** begin INPUT DATA **

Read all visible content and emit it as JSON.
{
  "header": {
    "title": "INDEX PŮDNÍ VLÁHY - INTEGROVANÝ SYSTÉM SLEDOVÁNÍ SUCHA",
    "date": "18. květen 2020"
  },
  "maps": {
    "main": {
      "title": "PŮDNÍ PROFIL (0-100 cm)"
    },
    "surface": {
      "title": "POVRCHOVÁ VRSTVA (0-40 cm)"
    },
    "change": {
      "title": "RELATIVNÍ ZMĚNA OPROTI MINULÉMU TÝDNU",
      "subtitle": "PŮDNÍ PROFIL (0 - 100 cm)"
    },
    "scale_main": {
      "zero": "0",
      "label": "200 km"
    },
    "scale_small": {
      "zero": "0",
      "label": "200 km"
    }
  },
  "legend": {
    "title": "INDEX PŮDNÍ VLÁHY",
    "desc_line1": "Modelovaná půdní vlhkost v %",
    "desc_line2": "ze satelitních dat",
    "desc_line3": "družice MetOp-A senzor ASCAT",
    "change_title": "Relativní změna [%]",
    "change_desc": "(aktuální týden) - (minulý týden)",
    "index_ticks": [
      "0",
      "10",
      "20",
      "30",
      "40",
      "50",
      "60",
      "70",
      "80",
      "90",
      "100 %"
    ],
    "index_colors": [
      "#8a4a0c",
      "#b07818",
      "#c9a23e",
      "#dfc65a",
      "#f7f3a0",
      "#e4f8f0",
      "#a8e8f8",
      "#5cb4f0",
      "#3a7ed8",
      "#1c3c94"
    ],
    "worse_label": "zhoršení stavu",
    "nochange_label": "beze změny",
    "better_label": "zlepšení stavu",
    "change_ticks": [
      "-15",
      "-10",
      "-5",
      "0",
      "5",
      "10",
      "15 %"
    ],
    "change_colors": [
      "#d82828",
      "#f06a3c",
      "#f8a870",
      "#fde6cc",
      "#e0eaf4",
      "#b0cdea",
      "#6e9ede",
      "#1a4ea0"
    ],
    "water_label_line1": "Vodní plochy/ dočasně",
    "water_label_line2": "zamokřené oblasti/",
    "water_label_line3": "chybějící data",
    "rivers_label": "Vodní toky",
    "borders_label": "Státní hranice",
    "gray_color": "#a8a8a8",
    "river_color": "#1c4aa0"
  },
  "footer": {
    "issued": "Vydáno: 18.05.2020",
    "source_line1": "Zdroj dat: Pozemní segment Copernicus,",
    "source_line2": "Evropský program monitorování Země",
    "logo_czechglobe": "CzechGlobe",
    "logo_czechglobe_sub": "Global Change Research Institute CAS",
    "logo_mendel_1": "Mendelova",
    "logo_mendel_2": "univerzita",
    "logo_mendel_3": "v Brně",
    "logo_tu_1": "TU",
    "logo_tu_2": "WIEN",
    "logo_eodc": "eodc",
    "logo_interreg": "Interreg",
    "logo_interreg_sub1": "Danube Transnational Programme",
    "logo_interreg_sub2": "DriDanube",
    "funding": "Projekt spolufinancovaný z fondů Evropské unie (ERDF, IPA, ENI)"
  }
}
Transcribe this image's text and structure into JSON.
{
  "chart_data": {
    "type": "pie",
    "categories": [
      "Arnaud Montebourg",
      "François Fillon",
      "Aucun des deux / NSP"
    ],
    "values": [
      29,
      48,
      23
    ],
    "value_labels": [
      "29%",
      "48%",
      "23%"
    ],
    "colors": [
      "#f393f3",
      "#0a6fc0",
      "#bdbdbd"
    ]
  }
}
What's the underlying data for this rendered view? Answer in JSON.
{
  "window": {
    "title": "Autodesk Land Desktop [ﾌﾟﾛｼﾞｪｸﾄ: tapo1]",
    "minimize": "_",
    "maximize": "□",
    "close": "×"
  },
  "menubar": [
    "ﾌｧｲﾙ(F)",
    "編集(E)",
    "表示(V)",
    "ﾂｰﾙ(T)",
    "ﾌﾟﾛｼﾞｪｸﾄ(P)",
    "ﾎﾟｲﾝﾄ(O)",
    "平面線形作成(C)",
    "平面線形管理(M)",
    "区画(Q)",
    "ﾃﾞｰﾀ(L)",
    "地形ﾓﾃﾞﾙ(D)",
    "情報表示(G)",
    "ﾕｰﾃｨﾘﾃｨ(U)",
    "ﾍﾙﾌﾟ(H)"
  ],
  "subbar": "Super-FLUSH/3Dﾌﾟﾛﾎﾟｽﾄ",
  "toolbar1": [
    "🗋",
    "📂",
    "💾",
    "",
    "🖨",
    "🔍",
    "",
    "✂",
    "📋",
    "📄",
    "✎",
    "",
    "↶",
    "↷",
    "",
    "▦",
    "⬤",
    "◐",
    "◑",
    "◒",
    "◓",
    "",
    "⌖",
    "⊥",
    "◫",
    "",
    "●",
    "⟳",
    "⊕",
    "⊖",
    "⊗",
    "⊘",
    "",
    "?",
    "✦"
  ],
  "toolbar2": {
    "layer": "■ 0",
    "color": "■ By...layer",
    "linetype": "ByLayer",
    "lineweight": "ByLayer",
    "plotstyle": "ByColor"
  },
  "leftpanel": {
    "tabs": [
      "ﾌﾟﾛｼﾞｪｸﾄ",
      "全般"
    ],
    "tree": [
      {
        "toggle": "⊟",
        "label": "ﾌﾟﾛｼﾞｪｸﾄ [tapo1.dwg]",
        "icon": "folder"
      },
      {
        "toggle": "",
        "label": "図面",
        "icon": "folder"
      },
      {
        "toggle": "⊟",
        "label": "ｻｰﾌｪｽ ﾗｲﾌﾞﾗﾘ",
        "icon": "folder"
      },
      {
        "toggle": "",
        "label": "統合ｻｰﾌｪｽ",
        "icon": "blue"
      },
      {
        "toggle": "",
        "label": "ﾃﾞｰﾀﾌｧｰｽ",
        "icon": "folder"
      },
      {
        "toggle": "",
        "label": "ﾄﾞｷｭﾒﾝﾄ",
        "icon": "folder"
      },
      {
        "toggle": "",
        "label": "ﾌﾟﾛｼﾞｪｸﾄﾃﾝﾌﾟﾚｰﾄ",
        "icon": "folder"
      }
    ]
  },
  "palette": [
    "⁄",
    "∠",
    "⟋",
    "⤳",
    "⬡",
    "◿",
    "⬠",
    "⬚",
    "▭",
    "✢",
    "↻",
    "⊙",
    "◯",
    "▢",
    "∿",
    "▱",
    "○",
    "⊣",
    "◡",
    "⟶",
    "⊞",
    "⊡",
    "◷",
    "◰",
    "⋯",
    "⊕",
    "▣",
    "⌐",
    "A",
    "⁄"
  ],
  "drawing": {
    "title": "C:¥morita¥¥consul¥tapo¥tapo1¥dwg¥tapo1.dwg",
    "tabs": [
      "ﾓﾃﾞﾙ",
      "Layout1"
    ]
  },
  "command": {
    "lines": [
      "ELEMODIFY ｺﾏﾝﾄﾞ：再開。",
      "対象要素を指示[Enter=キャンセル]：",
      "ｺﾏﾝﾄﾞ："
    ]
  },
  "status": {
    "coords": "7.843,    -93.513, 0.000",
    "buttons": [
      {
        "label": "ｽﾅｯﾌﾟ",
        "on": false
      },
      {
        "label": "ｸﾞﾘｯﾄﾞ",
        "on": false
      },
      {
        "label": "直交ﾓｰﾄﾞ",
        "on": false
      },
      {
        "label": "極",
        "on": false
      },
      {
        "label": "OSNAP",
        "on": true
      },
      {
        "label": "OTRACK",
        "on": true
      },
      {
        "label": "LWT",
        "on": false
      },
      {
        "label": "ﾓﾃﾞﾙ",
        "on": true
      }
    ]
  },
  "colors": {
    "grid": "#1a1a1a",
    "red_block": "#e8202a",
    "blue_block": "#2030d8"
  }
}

** end INPUT DATA **

WHAT IS REQUIRED: Retype all of the material above with every character intact.

SOLVED PROBLEM:
Read all visible content and emit it as JSON.
{
  "header": {
    "title": "INDEX PŮDNÍ VLÁHY - INTEGROVANÝ SYSTÉM SLEDOVÁNÍ SUCHA",
    "date": "18. květen 2020"
  },
  "maps": {
    "main": {
      "title": "PŮDNÍ PROFIL (0-100 cm)"
    },
    "surface": {
      "title": "POVRCHOVÁ VRSTVA (0-40 cm)"
    },
    "change": {
      "title": "RELATIVNÍ ZMĚNA OPROTI MINULÉMU TÝDNU",
      "subtitle": "PŮDNÍ PROFIL (0 - 100 cm)"
    },
    "scale_main": {
      "zero": "0",
      "label": "200 km"
    },
    "scale_small": {
      "zero": "0",
      "label": "200 km"
    }
  },
  "legend": {
    "title": "INDEX PŮDNÍ VLÁHY",
    "desc_line1": "Modelovaná půdní vlhkost v %",
    "desc_line2": "ze satelitních dat",
    "desc_line3": "družice MetOp-A senzor ASCAT",
    "change_title": "Relativní změna [%]",
    "change_desc": "(aktuální týden) - (minulý týden)",
    "index_ticks": [
      "0",
      "10",
      "20",
      "30",
      "40",
      "50",
      "60",
      "70",
      "80",
      "90",
      "100 %"
    ],
    "index_colors": [
      "#8a4a0c",
      "#b07818",
      "#c9a23e",
      "#dfc65a",
      "#f7f3a0",
      "#e4f8f0",
      "#a8e8f8",
      "#5cb4f0",
      "#3a7ed8",
      "#1c3c94"
    ],
    "worse_label": "zhoršení stavu",
    "nochange_label": "beze změny",
    "better_label": "zlepšení stavu",
    "change_ticks": [
      "-15",
      "-10",
      "-5",
      "0",
      "5",
      "10",
      "15 %"
    ],
    "change_colors": [
      "#d82828",
      "#f06a3c",
      "#f8a870",
      "#fde6cc",
      "#e0eaf4",
      "#b0cdea",
      "#6e9ede",
      "#1a4ea0"
    ],
    "water_label_line1": "Vodní plochy/ dočasně",
    "water_label_line2": "zamokřené oblasti/",
    "water_label_line3": "chybějící data",
    "rivers_label": "Vodní toky",
    "borders_label": "Státní hranice",
    "gray_color": "#a8a8a8",
    "river_color": "#1c4aa0"
  },
  "footer": {
    "issued": "Vydáno: 18.05.2020",
    "source_line1": "Zdroj dat: Pozemní segment Copernicus,",
    "source_line2": "Evropský program monitorování Země",
    "logo_czechglobe": "CzechGlobe",
    "logo_czechglobe_sub": "Global Change Research Institute CAS",
    "logo_mendel_1": "Mendelova",
    "logo_mendel_2": "univerzita",
    "logo_mendel_3": "v Brně",
    "logo_tu_1": "TU",
    "logo_tu_2": "WIEN",
    "logo_eodc": "eodc",
    "logo_interreg": "Interreg",
    "logo_interreg_sub1": "Danube Transnational Programme",
    "logo_interreg_sub2": "DriDanube",
    "funding": "Projekt spolufinancovaný z fondů Evropské unie (ERDF, IPA, ENI)"
  }
}
Transcribe this image's text and structure into JSON.
{
  "chart_data": {
    "type": "pie",
    "categories": [
      "Arnaud Montebourg",
      "François Fillon",
      "Aucun des deux / NSP"
    ],
    "values": [
      29,
      48,
      23
    ],
    "value_labels": [
      "29%",
      "48%",
      "23%"
    ],
    "colors": [
      "#f393f3",
      "#0a6fc0",
      "#bdbdbd"
    ]
  }
}
What's the underlying data for this rendered view? Answer in JSON.
{
  "window": {
    "title": "Autodesk Land Desktop [ﾌﾟﾛｼﾞｪｸﾄ: tapo1]",
    "minimize": "_",
    "maximize": "□",
    "close": "×"
  },
  "menubar": [
    "ﾌｧｲﾙ(F)",
    "編集(E)",
    "表示(V)",
    "ﾂｰﾙ(T)",
    "ﾌﾟﾛｼﾞｪｸﾄ(P)",
    "ﾎﾟｲﾝﾄ(O)",
    "平面線形作成(C)",
    "平面線形管理(M)",
    "区画(Q)",
    "ﾃﾞｰﾀ(L)",
    "地形ﾓﾃﾞﾙ(D)",
    "情報表示(G)",
    "ﾕｰﾃｨﾘﾃｨ(U)",
    "ﾍﾙﾌﾟ(H)"
  ],
  "subbar": "Super-FLUSH/3Dﾌﾟﾛﾎﾟｽﾄ",
  "toolbar1": [
    "🗋",
    "📂",
    "💾",
    "",
    "🖨",
    "🔍",
    "",
    "✂",
    "📋",
    "📄",
    "✎",
    "",
    "↶",
    "↷",
    "",
    "▦",
    "⬤",
    "◐",
    "◑",
    "◒",
    "◓",
    "",
    "⌖",
    "⊥",
    "◫",
    "",
    "●",
    "⟳",
    "⊕",
    "⊖",
    "⊗",
    "⊘",
    "",
    "?",
    "✦"
  ],
  "toolbar2": {
    "layer": "■ 0",
    "color": "■ By...layer",
    "linetype": "ByLayer",
    "lineweight": "ByLayer",
    "plotstyle": "ByColor"
  },
  "leftpanel": {
    "tabs": [
      "ﾌﾟﾛｼﾞｪｸﾄ",
      "全般"
    ],
    "tree": [
      {
        "toggle": "⊟",
        "label": "ﾌﾟﾛｼﾞｪｸﾄ [tapo1.dwg]",
        "icon": "folder"
      },
      {
        "toggle": "",
        "label": "図面",
        "icon": "folder"
      },
      {
        "toggle": "⊟",
        "label": "ｻｰﾌｪｽ ﾗｲﾌﾞﾗﾘ",
        "icon": "folder"
      },
      {
        "toggle": "",
        "label": "統合ｻｰﾌｪｽ",
        "icon": "blue"
      },
      {
        "toggle": "",
        "label": "ﾃﾞｰﾀﾌｧｰｽ",
        "icon": "folder"
      },
      {
        "toggle": "",
        "label": "ﾄﾞｷｭﾒﾝﾄ",
        "icon": "folder"
      },
      {
        "toggle": "",
        "label": "ﾌﾟﾛｼﾞｪｸﾄﾃﾝﾌﾟﾚｰﾄ",
        "icon": "folder"
      }
    ]
  },
  "palette": [
    "⁄",
    "∠",
    "⟋",
    "⤳",
    "⬡",
    "◿",
    "⬠",
    "⬚",
    "▭",
    "✢",
    "↻",
    "⊙",
    "◯",
    "▢",
    "∿",
    "▱",
    "○",
    "⊣",
    "◡",
    "⟶",
    "⊞",
    "⊡",
    "◷",
    "◰",
    "⋯",
    "⊕",
    "▣",
    "⌐",
    "A",
    "⁄"
  ],
  "drawing": {
    "title": "C:¥morita¥¥consul¥tapo¥tapo1¥dwg¥tapo1.dwg",
    "tabs": [
      "ﾓﾃﾞﾙ",
      "Layout1"
    ]
  },
  "command": {
    "lines": [
      "ELEMODIFY ｺﾏﾝﾄﾞ：再開。",
      "対象要素を指示[Enter=キャンセル]：",
      "ｺﾏﾝﾄﾞ："
    ]
  },
  "status": {
    "coords": "7.843,    -93.513, 0.000",
    "buttons": [
      {
        "label": "ｽﾅｯﾌﾟ",
        "on": false
      },
      {
        "label": "ｸﾞﾘｯﾄﾞ",
        "on": false
      },
      {
        "label": "直交ﾓｰﾄﾞ",
        "on": false
      },
      {
        "label": "極",
        "on": false
      },
      {
        "label": "OSNAP",
        "on": true
      },
      {
        "label": "OTRACK",
        "on": true
      },
      {
        "label": "LWT",
        "on": false
      },
      {
        "label": "ﾓﾃﾞﾙ",
        "on": true
      }
    ]
  },
  "colors": {
    "grid": "#1a1a1a",
    "red_block": "#e8202a",
    "blue_block": "#2030d8"
  }
}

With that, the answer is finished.